§ **What is expected**
Take the entries below and reproduce them word for word.

§ **Input for this task**
· · · · · · ·
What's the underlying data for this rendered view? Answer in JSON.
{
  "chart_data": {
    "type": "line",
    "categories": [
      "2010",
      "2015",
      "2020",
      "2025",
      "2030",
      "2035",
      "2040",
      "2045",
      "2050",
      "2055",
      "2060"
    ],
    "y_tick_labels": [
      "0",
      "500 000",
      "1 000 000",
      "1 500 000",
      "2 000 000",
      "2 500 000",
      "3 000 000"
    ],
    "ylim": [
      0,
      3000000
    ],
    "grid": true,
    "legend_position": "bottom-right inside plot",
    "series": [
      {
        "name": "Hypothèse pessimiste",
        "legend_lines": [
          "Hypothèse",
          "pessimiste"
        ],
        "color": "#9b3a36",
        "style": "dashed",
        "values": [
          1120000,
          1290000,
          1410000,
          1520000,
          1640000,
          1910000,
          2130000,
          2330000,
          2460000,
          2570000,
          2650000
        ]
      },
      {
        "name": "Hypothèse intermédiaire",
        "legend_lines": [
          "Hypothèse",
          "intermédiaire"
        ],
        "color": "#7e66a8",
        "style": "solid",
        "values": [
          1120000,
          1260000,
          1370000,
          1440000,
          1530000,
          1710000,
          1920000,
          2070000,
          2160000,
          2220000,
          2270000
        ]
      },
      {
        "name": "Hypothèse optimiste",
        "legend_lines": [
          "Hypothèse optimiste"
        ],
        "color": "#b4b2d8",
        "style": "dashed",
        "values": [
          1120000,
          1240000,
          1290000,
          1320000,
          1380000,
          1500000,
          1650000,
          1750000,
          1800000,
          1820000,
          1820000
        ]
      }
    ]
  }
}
· · · · · · ·
§ **Reply**
What's the underlying data for this rendered view? Answer in JSON.
{
  "chart_data": {
    "type": "line",
    "categories": [
      "2010",
      "2015",
      "2020",
      "2025",
      "2030",
      "2035",
      "2040",
      "2045",
      "2050",
      "2055",
      "2060"
    ],
    "y_tick_labels": [
      "0",
      "500 000",
      "1 000 000",
      "1 500 000",
      "2 000 000",
      "2 500 000",
      "3 000 000"
    ],
    "ylim": [
      0,
      3000000
    ],
    "grid": true,
    "legend_position": "bottom-right inside plot",
    "series": [
      {
        "name": "Hypothèse pessimiste",
        "legend_lines": [
          "Hypothèse",
          "pessimiste"
        ],
        "color": "#9b3a36",
        "style": "dashed",
        "values": [
          1120000,
          1290000,
          1410000,
          1520000,
          1640000,
          1910000,
          2130000,
          2330000,
          2460000,
          2570000,
          2650000
        ]
      },
      {
        "name": "Hypothèse intermédiaire",
        "legend_lines": [
          "Hypothèse",
          "intermédiaire"
        ],
        "color": "#7e66a8",
        "style": "solid",
        "values": [
          1120000,
          1260000,
          1370000,
          1440000,
          1530000,
          1710000,
          1920000,
          2070000,
          2160000,
          2220000,
          2270000
        ]
      },
      {
        "name": "Hypothèse optimiste",
        "legend_lines": [
          "Hypothèse optimiste"
        ],
        "color": "#b4b2d8",
        "style": "dashed",
        "values": [
          1120000,
          1240000,
          1290000,
          1320000,
          1380000,
          1500000,
          1650000,
          1750000,
          1800000,
          1820000,
          1820000
        ]
      }
    ]
  }
}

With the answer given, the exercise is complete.